▸ **Page extract**:
TEXAS HISTORICAL COMMISSION
DEVELOPING A MASTER PRESERVATION PLAN
FOR A HISTORIC CEMETERY
A master plan is an important first step in the preservation of a historic cemetery. Before a blade of grass is cut, before a
stone is leveled, before any work is done, it is essential to develop a master plan for the cemetery. A master plan is a tool
to help establish goals, prioritize activities, estimate costs and develop an annual maintenance schedule. It also contains
important records such as survey forms and photographs of each gravestone and feature, and a written history, along
with other historical data about the cemetery. Adequate planning takes work, but is worth the effort because it will result
in a permanent document that will direct future preservation of the cemetery.
The recommended steps for developing a master plan are:
By researching a cemetery, you learn about its history and character. The use of reliable sources and careful citations
is essential to preparing the history of the cemetery. Consult primary sources, such as public records, newspaper
accounts, meeting minutes, historical maps and historical photographs. If properly documented, oral histories collected
from authoritative sources are also valuable research tools. Professionals, such as archeologists, stonemasons and
landscape architects, can contribute invaluable information about the cemetery.
To adequately document a cemetery, inventory gravestones and all landscape features.
1. Create a map of the cemetery grounds, including the location of all trees, bushes, roads, fences, gates and other
landscape features. Note the location and orientation of each gravestone, mausoleum and crypt. Assign each physical
feature (i.e. headstones, footstones, fences, benches) a control number that will tie together the written records,
photographs and maps.
2. Make a written record of each gravestone on a survey form. This form should include the control number, recording
date, type of gravestone (headstone, footstone, crypt, obelisk, etc.), size of marker, description of gravestone material
(limestone, granite, marble, concrete, iron, etc.), condition of the gravestone, name of the deceased, vital dates,
description of carving, maker’s marks, exact inscription and any other identifying characteristics. Create a survey
form for vegetation and landscape features as well.
3. Photographs of gravestones should be included with the written record. Label each photograph with the control
number. It is best to use 35 mm, black and white, slow-speed film (about 100 ASA). Black and white photographs do
not fade as quickly as color photographs, and the slow-speed film usually provides a sharper image.
Once all gravestones and features are recorded, define your goals. Do you want to restore the cemetery completely, and
if so, to what period? Do you want to preserve the cemetery by cleaning up the grounds and resetting the gravestones?
The following are definitions of treatments that may be considered for historic properties:
I Stabilization: Reestablishing the structural stability of an unsafe or deteriorated cemetery while maintaining its
I Preservation: Sustaining the existing form, integrity and material of a cemetery.

▸ **Task instructions**:
(1) Decide whether each statement below agrees with the cemetery master plan guide, answering yes or no and quoting the exact words from the guide that settle it. (a) A master plan should be developed before any work is done on the cemetery. (b) Color film is recommended for photographing gravestones. (c) Oral histories can be valuable research tools if they are properly documented.
(2) Summarize the cemetery master plan guide in two sentences.

▸ **Provided material**:
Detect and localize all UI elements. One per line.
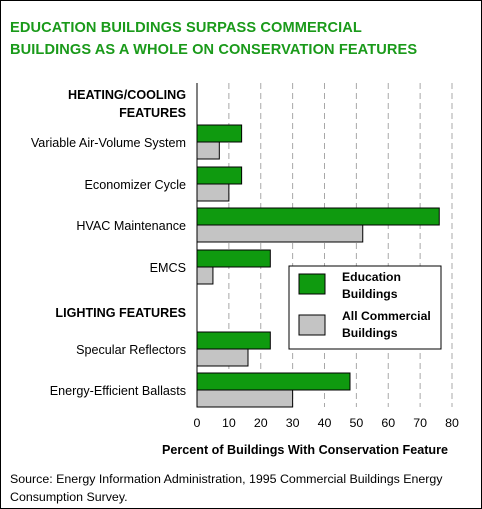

▸ **Per-task outputs**:
(1)
(a) Yes: "before any work is done, it is essential to develop a master plan for the cemetery."
(b) No: "It is best to use 35 mm, black and white, slow-speed film (about 100 ASA)."
(c) Yes: "If properly documented, oral histories collected from authoritative sources are also valuable research tools."

(2) A master plan, developed before any work begins on a historic cemetery, helps establish goals, prioritize activities, estimate costs and set an annual maintenance schedule, and it contains records such as survey forms, photographs and a written history. Developing the plan involves researching the cemetery's history through reliable sources, inventorying gravestones and landscape features with maps, survey forms and labeled photographs tied together by control numbers, and then defining preservation goals.